WHAT THIS TASK INVOLVES – Extract every line between the one with "Enumerate this screenshot's" and the end of the entries, both included, word for word and free of pictures.

RECORDS FOR PROCESSING –
# # # # # # #
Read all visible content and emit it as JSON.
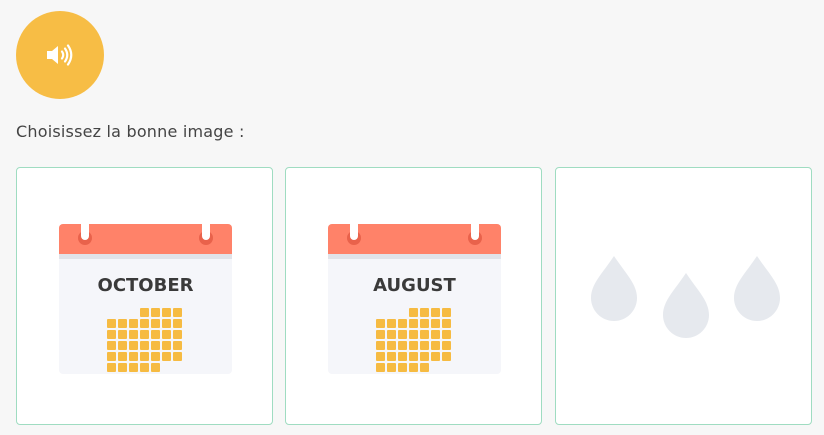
{
  "audio": {
    "icon": "speaker-icon",
    "color": "#f7bd45"
  },
  "prompt": "Choisissez la bonne image :",
  "choices": [
    {
      "type": "calendar",
      "month": "OCTOBER"
    },
    {
      "type": "calendar",
      "month": "AUGUST"
    },
    {
      "type": "raindrops"
    }
  ],
  "colors": {
    "accent": "#f7bd45",
    "calendar_header": "#ff8269",
    "calendar_grid": "#f6bb42",
    "card_border": "#9fdcc1",
    "raindrop": "#e6e9ee"
  }
}
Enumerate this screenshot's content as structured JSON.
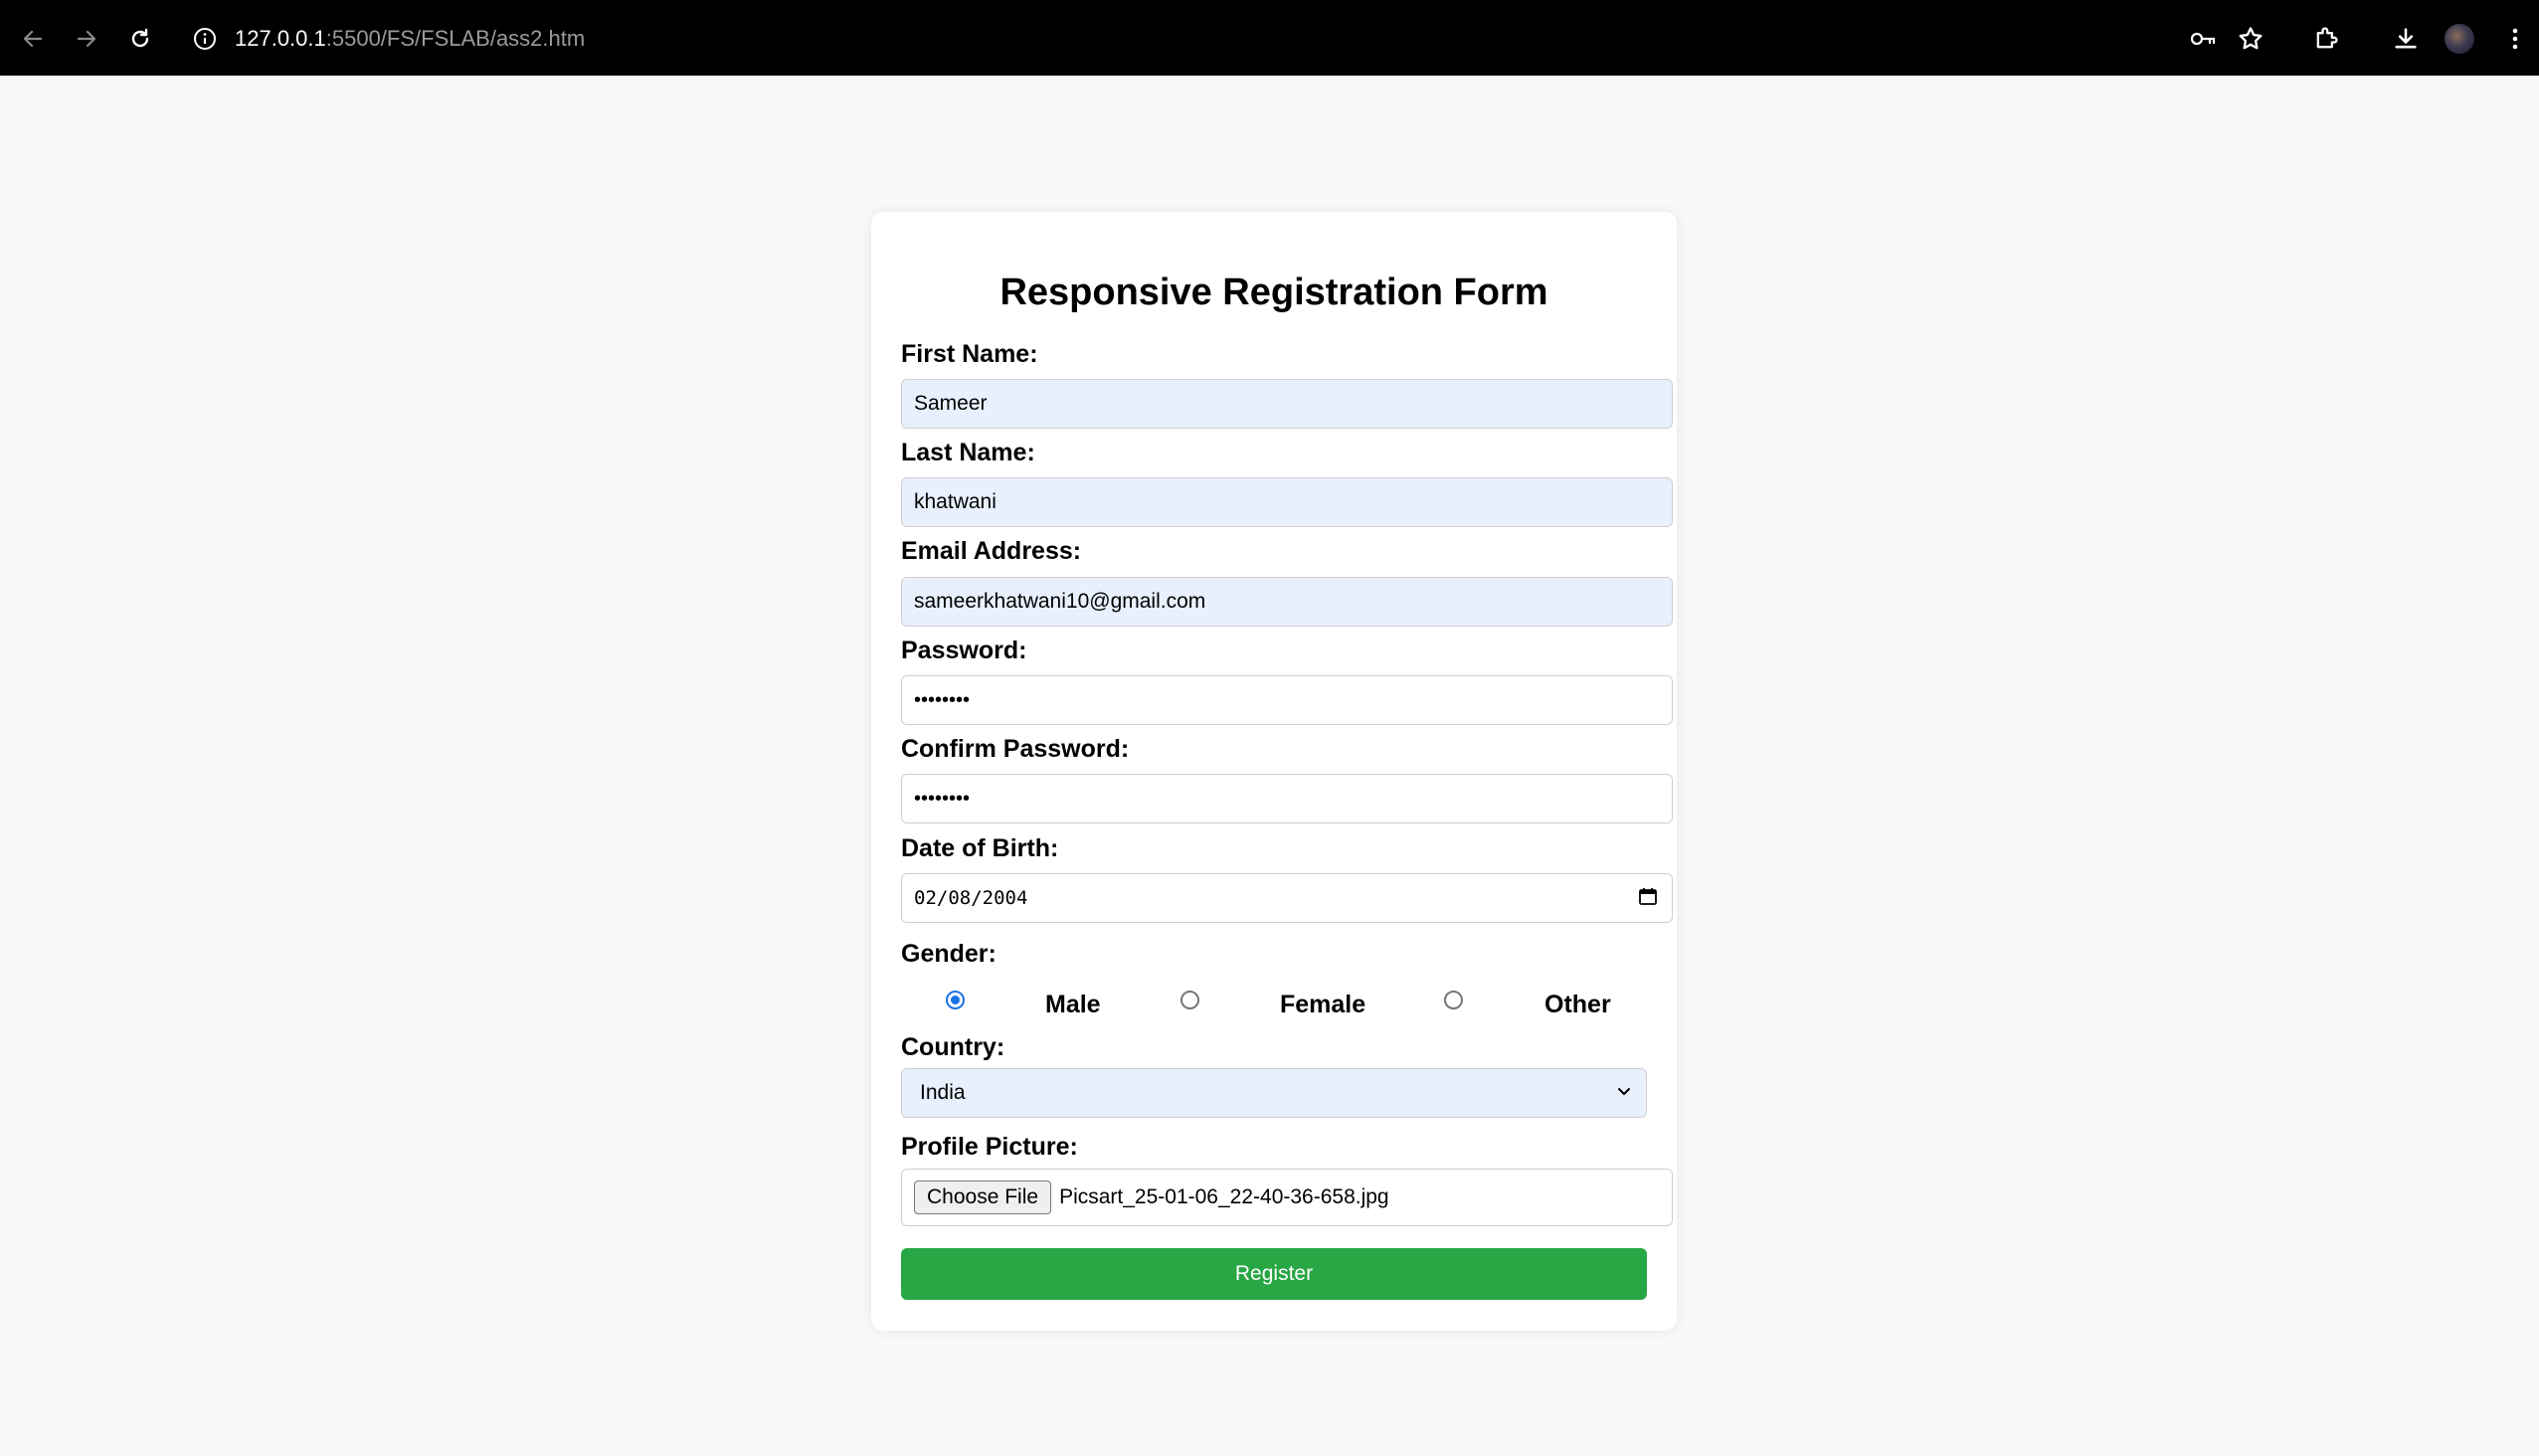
{
  "browser": {
    "url_host": "127.0.0.1",
    "url_path": ":5500/FS/FSLAB/ass2.htm"
  },
  "form": {
    "title": "Responsive Registration Form",
    "first_name": {
      "label": "First Name:",
      "value": "Sameer"
    },
    "last_name": {
      "label": "Last Name:",
      "value": "khatwani"
    },
    "email": {
      "label": "Email Address:",
      "value": "sameerkhatwani10@gmail.com"
    },
    "password": {
      "label": "Password:",
      "value": "••••••••"
    },
    "confirm_password": {
      "label": "Confirm Password:",
      "value": "••••••••"
    },
    "dob": {
      "label": "Date of Birth:",
      "value": "02/08/2004"
    },
    "gender": {
      "label": "Gender:",
      "options": [
        "Male",
        "Female",
        "Other"
      ],
      "selected": "Male"
    },
    "country": {
      "label": "Country:",
      "value": "India"
    },
    "profile_picture": {
      "label": "Profile Picture:",
      "button": "Choose File",
      "filename": "Picsart_25-01-06_22-40-36-658.jpg"
    },
    "submit_label": "Register"
  },
  "colors": {
    "autofill_bg": "#e8f0fe",
    "register_bg": "#28a745",
    "radio_accent": "#1a73e8"
  },
  "icons": [
    "back-arrow-icon",
    "forward-arrow-icon",
    "reload-icon",
    "info-icon",
    "key-icon",
    "star-icon",
    "extensions-icon",
    "download-icon",
    "profile-avatar-icon",
    "menu-dots-icon",
    "calendar-icon",
    "chevron-down-icon"
  ]
}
# # # # # # #
RESPONSE TO THE TASK –
Enumerate this screenshot's content as structured JSON.
{
  "browser": {
    "url_host": "127.0.0.1",
    "url_path": ":5500/FS/FSLAB/ass2.htm"
  },
  "form": {
    "title": "Responsive Registration Form",
    "first_name": {
      "label": "First Name:",
      "value": "Sameer"
    },
    "last_name": {
      "label": "Last Name:",
      "value": "khatwani"
    },
    "email": {
      "label": "Email Address:",
      "value": "sameerkhatwani10@gmail.com"
    },
    "password": {
      "label": "Password:",
      "value": "••••••••"
    },
    "confirm_password": {
      "label": "Confirm Password:",
      "value": "••••••••"
    },
    "dob": {
      "label": "Date of Birth:",
      "value": "02/08/2004"
    },
    "gender": {
      "label": "Gender:",
      "options": [
        "Male",
        "Female",
        "Other"
      ],
      "selected": "Male"
    },
    "country": {
      "label": "Country:",
      "value": "India"
    },
    "profile_picture": {
      "label": "Profile Picture:",
      "button": "Choose File",
      "filename": "Picsart_25-01-06_22-40-36-658.jpg"
    },
    "submit_label": "Register"
  },
  "colors": {
    "autofill_bg": "#e8f0fe",
    "register_bg": "#28a745",
    "radio_accent": "#1a73e8"
  },
  "icons": [
    "back-arrow-icon",
    "forward-arrow-icon",
    "reload-icon",
    "info-icon",
    "key-icon",
    "star-icon",
    "extensions-icon",
    "download-icon",
    "profile-avatar-icon",
    "menu-dots-icon",
    "calendar-icon",
    "chevron-down-icon"
  ]
}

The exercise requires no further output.